**EXERCISE OBJECTIVE**
Return all lines below containing the word "Pedrell".

**RECORDED DATA**
"""
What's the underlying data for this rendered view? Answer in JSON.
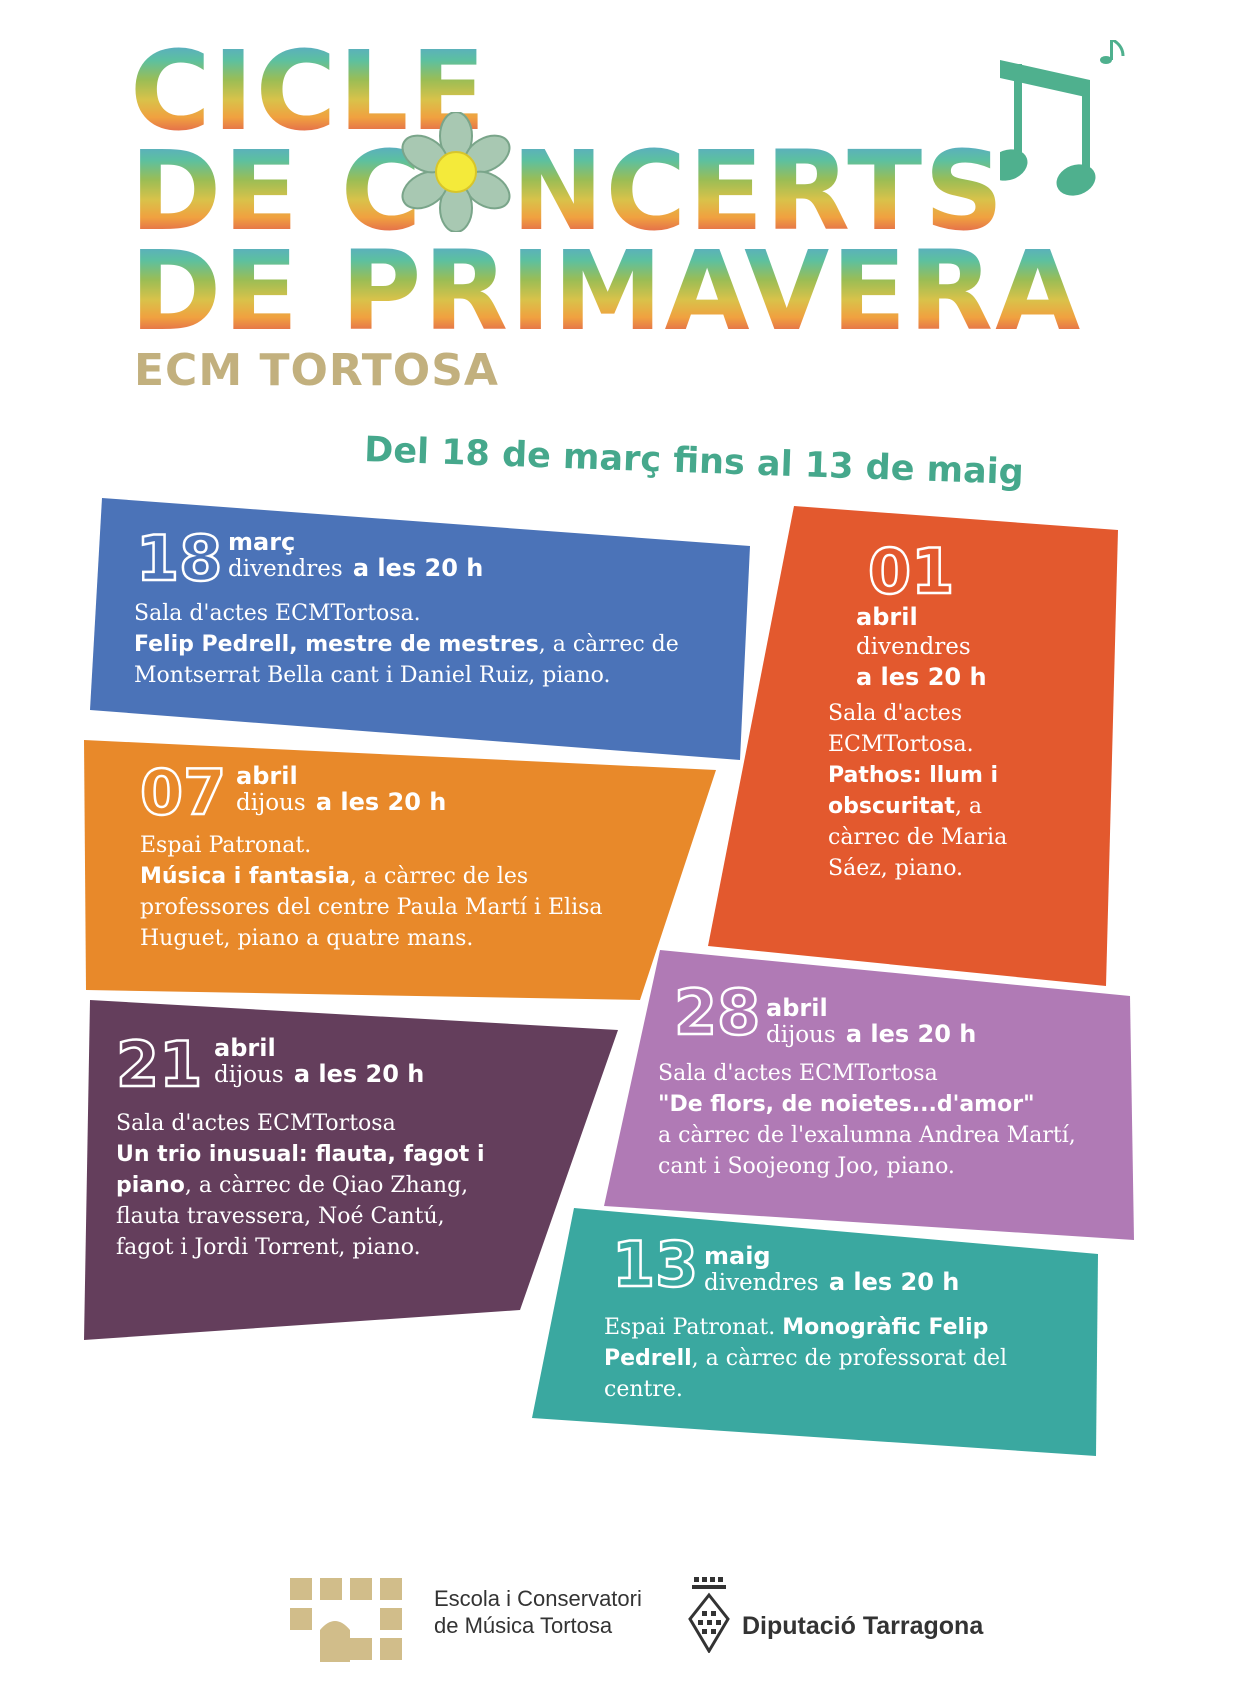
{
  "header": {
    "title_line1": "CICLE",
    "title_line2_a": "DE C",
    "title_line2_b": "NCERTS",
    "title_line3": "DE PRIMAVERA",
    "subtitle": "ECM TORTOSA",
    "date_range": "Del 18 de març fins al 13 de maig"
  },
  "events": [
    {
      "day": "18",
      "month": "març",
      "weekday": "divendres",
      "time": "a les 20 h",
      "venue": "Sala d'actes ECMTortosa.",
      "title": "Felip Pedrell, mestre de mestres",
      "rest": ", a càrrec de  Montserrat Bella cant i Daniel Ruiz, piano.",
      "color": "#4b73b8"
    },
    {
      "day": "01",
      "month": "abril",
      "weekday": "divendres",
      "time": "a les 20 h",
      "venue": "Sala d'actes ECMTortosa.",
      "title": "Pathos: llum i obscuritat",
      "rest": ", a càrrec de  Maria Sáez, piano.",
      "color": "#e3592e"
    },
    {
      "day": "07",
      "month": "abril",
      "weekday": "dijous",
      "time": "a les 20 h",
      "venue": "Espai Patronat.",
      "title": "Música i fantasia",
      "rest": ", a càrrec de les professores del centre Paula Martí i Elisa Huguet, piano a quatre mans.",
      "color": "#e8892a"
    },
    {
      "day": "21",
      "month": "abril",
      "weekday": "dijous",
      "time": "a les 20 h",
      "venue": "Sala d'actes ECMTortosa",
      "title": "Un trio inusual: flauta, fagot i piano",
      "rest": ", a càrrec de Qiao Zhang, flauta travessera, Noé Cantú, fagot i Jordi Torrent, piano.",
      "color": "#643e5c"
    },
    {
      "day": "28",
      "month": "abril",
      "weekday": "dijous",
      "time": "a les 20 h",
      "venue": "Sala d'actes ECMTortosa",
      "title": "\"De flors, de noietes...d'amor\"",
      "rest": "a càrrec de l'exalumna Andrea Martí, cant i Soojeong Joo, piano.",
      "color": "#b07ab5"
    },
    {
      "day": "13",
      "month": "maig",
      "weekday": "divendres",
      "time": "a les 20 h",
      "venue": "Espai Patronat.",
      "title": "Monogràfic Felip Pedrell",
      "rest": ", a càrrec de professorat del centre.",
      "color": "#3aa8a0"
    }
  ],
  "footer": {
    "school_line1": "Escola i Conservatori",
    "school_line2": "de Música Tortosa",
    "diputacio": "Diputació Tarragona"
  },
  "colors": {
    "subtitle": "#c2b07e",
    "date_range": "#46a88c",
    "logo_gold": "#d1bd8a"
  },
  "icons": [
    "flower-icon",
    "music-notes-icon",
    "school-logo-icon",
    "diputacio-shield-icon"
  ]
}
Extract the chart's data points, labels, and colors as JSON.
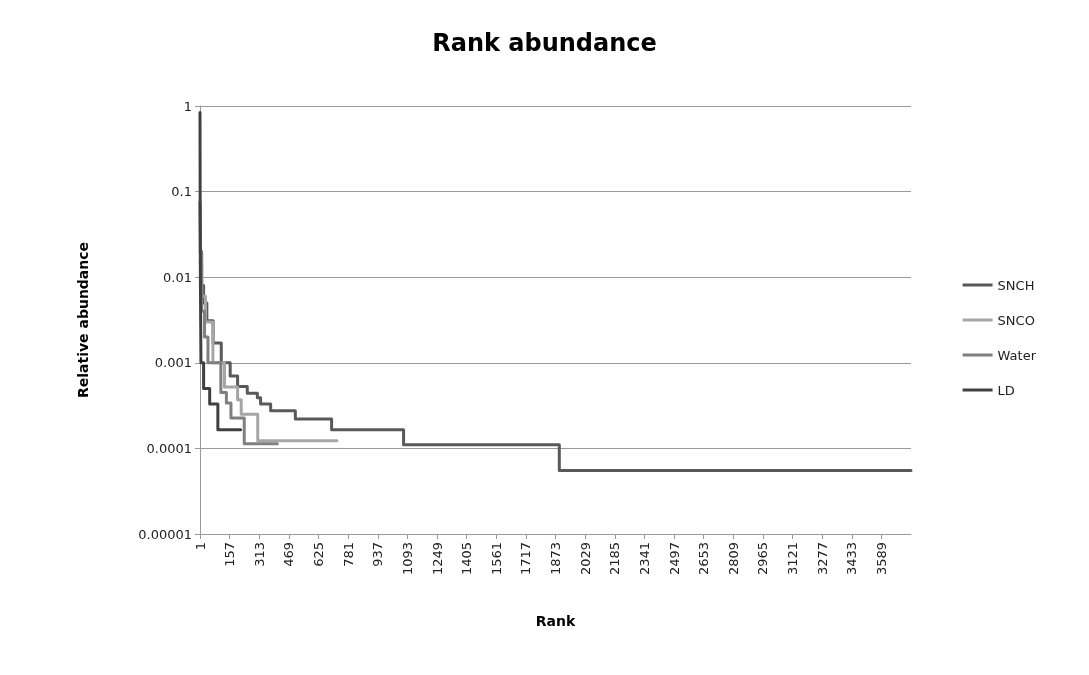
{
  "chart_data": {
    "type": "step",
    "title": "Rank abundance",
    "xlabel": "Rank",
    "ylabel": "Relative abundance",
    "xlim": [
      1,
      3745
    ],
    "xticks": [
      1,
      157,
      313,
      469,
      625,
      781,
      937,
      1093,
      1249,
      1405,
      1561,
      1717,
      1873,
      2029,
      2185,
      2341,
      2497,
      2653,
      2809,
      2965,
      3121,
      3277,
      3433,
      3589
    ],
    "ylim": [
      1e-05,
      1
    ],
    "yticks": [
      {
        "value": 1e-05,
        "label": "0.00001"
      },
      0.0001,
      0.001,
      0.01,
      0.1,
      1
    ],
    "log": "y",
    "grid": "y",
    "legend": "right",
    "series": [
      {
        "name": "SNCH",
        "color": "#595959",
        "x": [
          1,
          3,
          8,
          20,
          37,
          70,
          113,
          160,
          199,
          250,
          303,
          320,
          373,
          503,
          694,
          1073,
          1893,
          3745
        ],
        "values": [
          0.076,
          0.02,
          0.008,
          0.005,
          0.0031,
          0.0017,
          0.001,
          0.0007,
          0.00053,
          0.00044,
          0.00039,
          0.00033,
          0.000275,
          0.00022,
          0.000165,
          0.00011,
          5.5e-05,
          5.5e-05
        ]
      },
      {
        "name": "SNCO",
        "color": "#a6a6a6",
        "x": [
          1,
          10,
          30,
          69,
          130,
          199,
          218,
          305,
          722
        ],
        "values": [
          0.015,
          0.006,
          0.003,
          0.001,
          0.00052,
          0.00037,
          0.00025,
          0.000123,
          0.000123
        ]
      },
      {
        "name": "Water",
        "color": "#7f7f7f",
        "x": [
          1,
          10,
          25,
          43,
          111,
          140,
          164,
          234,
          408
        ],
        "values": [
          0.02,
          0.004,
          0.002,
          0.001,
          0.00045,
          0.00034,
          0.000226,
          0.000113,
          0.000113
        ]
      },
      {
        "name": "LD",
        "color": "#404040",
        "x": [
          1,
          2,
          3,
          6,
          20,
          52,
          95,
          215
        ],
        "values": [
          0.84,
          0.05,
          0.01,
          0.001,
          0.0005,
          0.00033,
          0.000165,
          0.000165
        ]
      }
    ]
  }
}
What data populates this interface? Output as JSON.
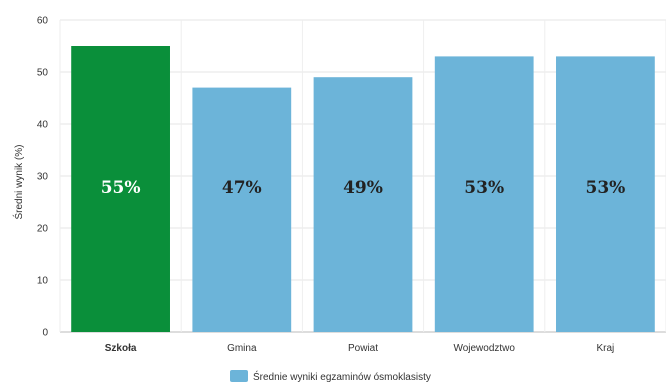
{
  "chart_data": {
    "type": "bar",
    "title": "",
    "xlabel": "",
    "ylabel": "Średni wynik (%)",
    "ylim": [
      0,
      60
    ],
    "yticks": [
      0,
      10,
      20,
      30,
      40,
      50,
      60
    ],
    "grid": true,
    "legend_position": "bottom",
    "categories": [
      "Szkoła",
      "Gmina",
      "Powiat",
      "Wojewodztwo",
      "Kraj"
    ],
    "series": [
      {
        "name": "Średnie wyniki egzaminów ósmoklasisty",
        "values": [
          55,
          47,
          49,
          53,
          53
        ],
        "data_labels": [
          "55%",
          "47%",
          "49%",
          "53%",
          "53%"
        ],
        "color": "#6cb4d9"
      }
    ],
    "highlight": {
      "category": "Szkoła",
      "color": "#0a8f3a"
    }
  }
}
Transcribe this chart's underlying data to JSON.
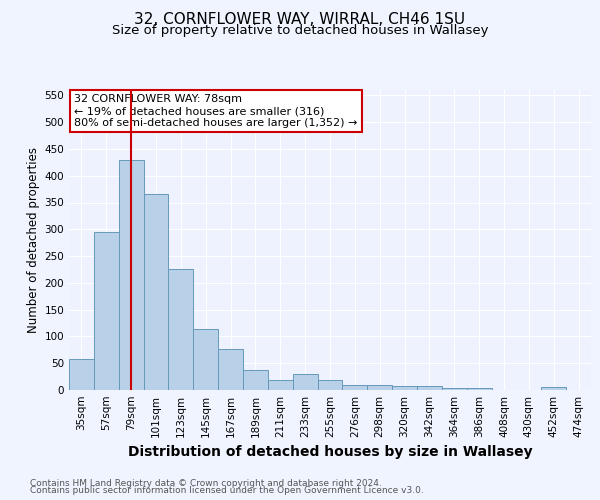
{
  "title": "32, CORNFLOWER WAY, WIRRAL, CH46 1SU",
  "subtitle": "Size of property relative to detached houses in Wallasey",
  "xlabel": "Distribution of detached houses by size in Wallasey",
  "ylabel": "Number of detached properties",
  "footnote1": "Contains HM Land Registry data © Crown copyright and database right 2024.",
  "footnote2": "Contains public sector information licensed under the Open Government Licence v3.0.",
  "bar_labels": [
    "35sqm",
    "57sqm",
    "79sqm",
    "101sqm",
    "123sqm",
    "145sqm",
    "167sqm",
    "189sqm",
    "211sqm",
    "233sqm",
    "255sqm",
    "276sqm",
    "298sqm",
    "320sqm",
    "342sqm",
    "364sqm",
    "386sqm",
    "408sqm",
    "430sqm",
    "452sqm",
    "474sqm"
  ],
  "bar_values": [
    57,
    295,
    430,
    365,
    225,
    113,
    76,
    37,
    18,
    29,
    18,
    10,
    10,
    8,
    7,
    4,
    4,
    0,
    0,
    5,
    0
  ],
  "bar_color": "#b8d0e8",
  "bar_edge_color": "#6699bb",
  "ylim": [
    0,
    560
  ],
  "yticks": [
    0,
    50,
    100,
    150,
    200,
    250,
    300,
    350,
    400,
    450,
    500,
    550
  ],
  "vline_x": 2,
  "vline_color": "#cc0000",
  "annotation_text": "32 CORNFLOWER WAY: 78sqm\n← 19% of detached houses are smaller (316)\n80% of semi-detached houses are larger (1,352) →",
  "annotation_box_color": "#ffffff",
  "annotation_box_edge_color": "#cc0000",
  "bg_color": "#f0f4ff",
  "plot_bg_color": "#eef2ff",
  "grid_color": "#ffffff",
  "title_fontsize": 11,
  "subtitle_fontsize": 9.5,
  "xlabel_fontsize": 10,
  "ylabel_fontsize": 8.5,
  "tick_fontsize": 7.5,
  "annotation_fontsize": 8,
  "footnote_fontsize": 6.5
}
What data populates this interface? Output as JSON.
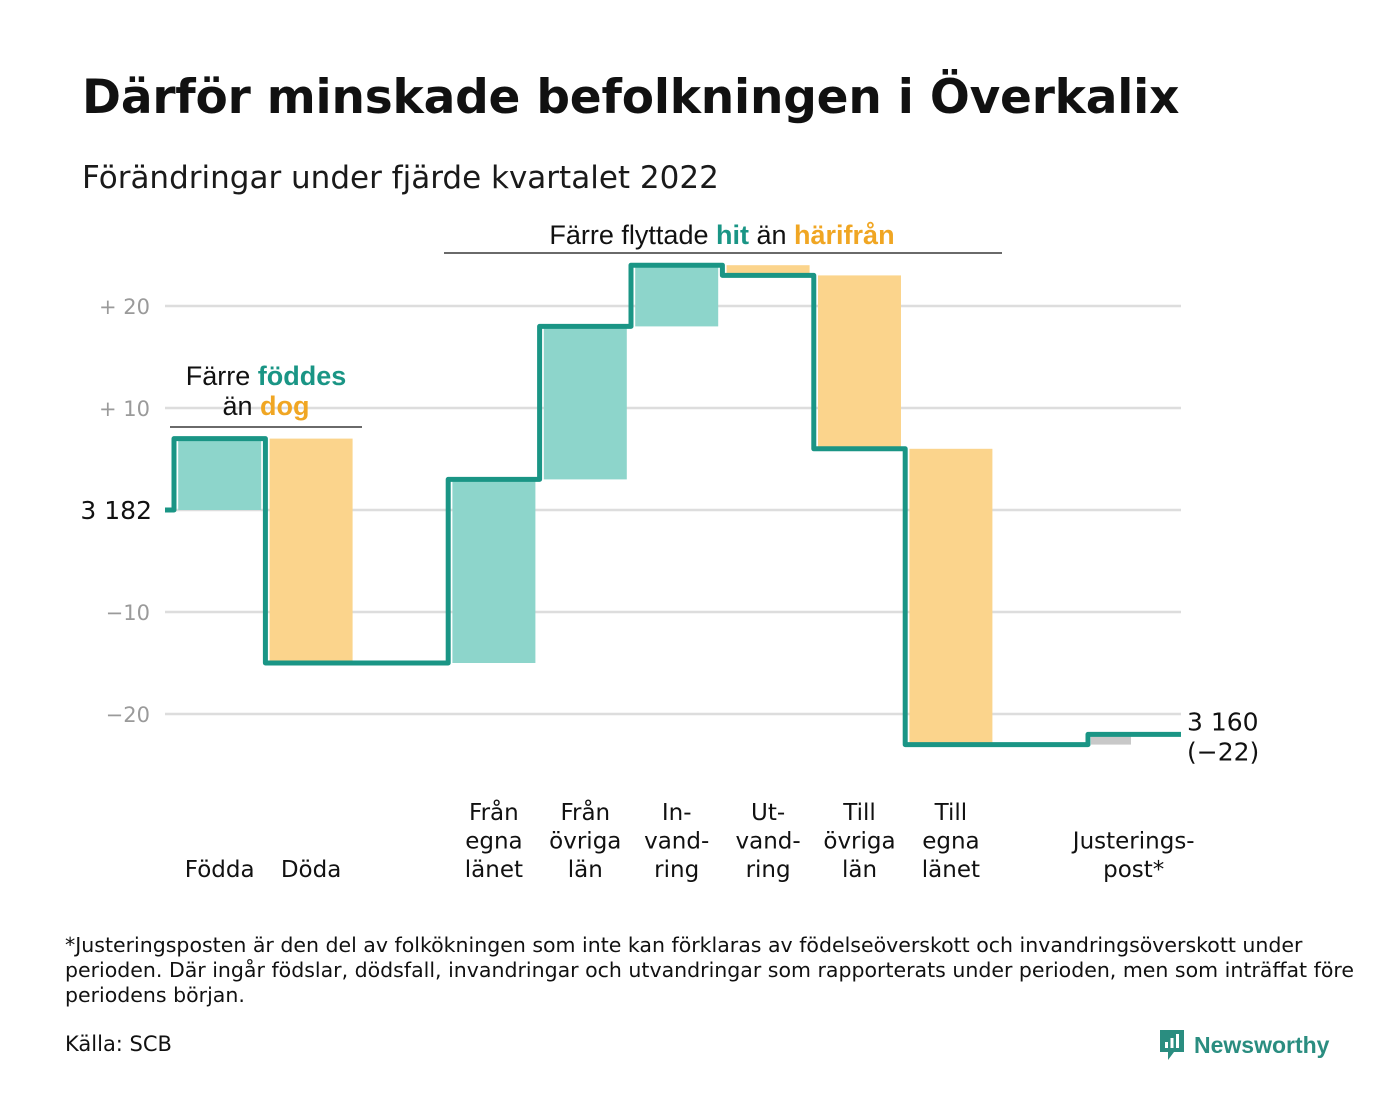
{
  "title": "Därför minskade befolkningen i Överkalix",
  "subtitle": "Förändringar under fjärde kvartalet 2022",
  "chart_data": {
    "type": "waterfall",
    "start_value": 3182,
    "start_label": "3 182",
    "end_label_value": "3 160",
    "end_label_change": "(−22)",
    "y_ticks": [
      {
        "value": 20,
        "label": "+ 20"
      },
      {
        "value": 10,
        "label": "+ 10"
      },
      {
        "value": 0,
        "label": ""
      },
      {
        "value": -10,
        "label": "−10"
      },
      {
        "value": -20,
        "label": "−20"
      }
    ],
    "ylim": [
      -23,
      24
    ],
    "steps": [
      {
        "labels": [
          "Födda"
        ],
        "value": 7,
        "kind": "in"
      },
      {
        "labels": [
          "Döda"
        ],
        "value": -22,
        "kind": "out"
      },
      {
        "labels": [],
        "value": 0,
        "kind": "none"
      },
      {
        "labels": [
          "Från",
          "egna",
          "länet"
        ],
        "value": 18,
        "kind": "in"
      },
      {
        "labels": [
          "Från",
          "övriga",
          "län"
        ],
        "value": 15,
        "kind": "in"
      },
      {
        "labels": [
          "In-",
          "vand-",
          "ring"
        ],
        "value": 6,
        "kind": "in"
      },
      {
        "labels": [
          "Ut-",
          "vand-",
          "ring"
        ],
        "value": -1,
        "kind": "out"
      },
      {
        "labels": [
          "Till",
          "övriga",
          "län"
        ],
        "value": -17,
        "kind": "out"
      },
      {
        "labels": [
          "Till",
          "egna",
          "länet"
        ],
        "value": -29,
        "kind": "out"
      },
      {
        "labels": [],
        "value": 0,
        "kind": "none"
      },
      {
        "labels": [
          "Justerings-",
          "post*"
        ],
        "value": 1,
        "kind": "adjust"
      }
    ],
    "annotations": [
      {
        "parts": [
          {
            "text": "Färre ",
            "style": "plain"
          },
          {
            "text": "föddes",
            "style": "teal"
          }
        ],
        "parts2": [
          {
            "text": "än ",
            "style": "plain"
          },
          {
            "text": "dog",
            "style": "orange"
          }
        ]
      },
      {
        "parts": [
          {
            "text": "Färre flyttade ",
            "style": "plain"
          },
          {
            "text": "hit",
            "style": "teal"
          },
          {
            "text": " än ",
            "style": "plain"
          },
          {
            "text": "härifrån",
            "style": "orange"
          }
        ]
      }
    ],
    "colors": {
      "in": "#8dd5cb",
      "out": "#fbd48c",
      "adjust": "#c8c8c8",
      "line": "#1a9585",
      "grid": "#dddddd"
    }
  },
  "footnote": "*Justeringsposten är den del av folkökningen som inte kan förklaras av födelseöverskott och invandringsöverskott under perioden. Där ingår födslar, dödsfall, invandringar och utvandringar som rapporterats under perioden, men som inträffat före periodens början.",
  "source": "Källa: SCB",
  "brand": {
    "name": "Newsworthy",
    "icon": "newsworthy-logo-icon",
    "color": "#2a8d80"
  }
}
"""
**OUTPUT**
      "title": "Felip Pedrell, mestre de mestres",
      "title": "Monogràfic Felip Pedrell",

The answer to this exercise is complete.